Set exercise
What follows is a block of records; restate each one word for word.
# Exercise materials start
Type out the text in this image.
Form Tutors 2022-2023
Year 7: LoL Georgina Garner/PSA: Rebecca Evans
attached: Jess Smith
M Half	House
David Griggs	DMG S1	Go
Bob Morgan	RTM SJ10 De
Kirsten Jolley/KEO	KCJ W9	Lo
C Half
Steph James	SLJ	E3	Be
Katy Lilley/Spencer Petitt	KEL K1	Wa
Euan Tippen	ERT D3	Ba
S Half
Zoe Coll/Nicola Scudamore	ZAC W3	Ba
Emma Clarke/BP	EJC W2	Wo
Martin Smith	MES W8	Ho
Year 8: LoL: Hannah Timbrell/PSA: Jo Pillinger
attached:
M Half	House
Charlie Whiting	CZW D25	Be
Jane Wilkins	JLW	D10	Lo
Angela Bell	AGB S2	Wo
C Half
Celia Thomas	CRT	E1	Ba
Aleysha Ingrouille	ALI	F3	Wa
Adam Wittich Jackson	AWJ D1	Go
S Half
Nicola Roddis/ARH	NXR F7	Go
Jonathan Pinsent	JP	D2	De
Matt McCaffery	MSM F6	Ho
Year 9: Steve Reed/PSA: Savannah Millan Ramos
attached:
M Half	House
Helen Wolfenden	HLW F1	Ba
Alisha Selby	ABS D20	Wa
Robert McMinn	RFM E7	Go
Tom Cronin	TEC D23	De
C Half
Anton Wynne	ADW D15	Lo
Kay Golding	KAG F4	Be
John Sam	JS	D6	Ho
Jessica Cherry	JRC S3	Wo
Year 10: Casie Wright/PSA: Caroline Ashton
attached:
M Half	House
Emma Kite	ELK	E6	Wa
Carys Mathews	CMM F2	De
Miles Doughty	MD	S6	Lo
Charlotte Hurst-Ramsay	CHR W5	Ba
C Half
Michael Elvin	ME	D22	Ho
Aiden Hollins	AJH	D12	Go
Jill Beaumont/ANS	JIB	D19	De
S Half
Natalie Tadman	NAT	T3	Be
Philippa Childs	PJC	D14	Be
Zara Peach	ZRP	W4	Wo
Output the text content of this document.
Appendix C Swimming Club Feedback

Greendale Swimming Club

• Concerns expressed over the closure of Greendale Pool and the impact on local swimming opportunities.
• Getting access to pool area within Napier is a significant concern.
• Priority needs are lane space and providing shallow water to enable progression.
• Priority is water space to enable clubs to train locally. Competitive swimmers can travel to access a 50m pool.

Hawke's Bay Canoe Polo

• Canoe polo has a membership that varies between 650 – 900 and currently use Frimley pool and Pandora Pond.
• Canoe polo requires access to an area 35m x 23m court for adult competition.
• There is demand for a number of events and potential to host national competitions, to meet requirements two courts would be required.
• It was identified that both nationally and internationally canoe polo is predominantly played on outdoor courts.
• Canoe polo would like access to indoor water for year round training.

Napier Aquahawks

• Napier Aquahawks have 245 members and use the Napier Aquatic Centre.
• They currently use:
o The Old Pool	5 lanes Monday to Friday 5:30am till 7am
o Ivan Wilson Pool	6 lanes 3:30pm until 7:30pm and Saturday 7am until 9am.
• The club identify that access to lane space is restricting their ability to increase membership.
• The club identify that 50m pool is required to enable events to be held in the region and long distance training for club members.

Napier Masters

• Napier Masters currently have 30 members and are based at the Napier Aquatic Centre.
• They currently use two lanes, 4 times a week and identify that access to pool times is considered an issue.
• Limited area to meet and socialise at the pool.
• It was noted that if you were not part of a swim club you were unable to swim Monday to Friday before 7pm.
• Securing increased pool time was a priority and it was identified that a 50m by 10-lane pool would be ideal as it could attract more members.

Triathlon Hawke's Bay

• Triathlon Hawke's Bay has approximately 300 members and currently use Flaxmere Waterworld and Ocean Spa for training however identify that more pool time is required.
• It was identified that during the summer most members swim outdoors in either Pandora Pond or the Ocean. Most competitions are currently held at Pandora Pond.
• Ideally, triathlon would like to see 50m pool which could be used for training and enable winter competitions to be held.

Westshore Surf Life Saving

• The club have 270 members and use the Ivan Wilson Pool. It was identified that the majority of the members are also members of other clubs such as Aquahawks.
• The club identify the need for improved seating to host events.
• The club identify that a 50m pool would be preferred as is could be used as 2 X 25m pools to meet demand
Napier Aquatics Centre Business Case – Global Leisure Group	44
# Exercise materials end
Result of this task
Type out the text in this image.
Form Tutors 2022-2023
Year 7: LoL Georgina Garner/PSA: Rebecca Evans
attached: Jess Smith
M Half	House
David Griggs	DMG S1	Go
Bob Morgan	RTM SJ10 De
Kirsten Jolley/KEO	KCJ W9	Lo
C Half
Steph James	SLJ	E3	Be
Katy Lilley/Spencer Petitt	KEL K1	Wa
Euan Tippen	ERT D3	Ba
S Half
Zoe Coll/Nicola Scudamore	ZAC W3	Ba
Emma Clarke/BP	EJC W2	Wo
Martin Smith	MES W8	Ho
Year 8: LoL: Hannah Timbrell/PSA: Jo Pillinger
attached:
M Half	House
Charlie Whiting	CZW D25	Be
Jane Wilkins	JLW	D10	Lo
Angela Bell	AGB S2	Wo
C Half
Celia Thomas	CRT	E1	Ba
Aleysha Ingrouille	ALI	F3	Wa
Adam Wittich Jackson	AWJ D1	Go
S Half
Nicola Roddis/ARH	NXR F7	Go
Jonathan Pinsent	JP	D2	De
Matt McCaffery	MSM F6	Ho
Year 9: Steve Reed/PSA: Savannah Millan Ramos
attached:
M Half	House
Helen Wolfenden	HLW F1	Ba
Alisha Selby	ABS D20	Wa
Robert McMinn	RFM E7	Go
Tom Cronin	TEC D23	De
C Half
Anton Wynne	ADW D15	Lo
Kay Golding	KAG F4	Be
John Sam	JS	D6	Ho
Jessica Cherry	JRC S3	Wo
Year 10: Casie Wright/PSA: Caroline Ashton
attached:
M Half	House
Emma Kite	ELK	E6	Wa
Carys Mathews	CMM F2	De
Miles Doughty	MD	S6	Lo
Charlotte Hurst-Ramsay	CHR W5	Ba
C Half
Michael Elvin	ME	D22	Ho
Aiden Hollins	AJH	D12	Go
Jill Beaumont/ANS	JIB	D19	De
S Half
Natalie Tadman	NAT	T3	Be
Philippa Childs	PJC	D14	Be
Zara Peach	ZRP	W4	Wo
Output the text content of this document.
Appendix C Swimming Club Feedback

Greendale Swimming Club

• Concerns expressed over the closure of Greendale Pool and the impact on local swimming opportunities.
• Getting access to pool area within Napier is a significant concern.
• Priority needs are lane space and providing shallow water to enable progression.
• Priority is water space to enable clubs to train locally. Competitive swimmers can travel to access a 50m pool.

Hawke's Bay Canoe Polo

• Canoe polo has a membership that varies between 650 – 900 and currently use Frimley pool and Pandora Pond.
• Canoe polo requires access to an area 35m x 23m court for adult competition.
• There is demand for a number of events and potential to host national competitions, to meet requirements two courts would be required.
• It was identified that both nationally and internationally canoe polo is predominantly played on outdoor courts.
• Canoe polo would like access to indoor water for year round training.

Napier Aquahawks

• Napier Aquahawks have 245 members and use the Napier Aquatic Centre.
• They currently use:
o The Old Pool	5 lanes Monday to Friday 5:30am till 7am
o Ivan Wilson Pool	6 lanes 3:30pm until 7:30pm and Saturday 7am until 9am.
• The club identify that access to lane space is restricting their ability to increase membership.
• The club identify that 50m pool is required to enable events to be held in the region and long distance training for club members.

Napier Masters

• Napier Masters currently have 30 members and are based at the Napier Aquatic Centre.
• They currently use two lanes, 4 times a week and identify that access to pool times is considered an issue.
• Limited area to meet and socialise at the pool.
• It was noted that if you were not part of a swim club you were unable to swim Monday to Friday before 7pm.
• Securing increased pool time was a priority and it was identified that a 50m by 10-lane pool would be ideal as it could attract more members.

Triathlon Hawke's Bay

• Triathlon Hawke's Bay has approximately 300 members and currently use Flaxmere Waterworld and Ocean Spa for training however identify that more pool time is required.
• It was identified that during the summer most members swim outdoors in either Pandora Pond or the Ocean. Most competitions are currently held at Pandora Pond.
• Ideally, triathlon would like to see 50m pool which could be used for training and enable winter competitions to be held.

Westshore Surf Life Saving

• The club have 270 members and use the Ivan Wilson Pool. It was identified that the majority of the members are also members of other clubs such as Aquahawks.
• The club identify the need for improved seating to host events.
• The club identify that a 50m pool would be preferred as is could be used as 2 X 25m pools to meet demand
Napier Aquatics Centre Business Case – Global Leisure Group	44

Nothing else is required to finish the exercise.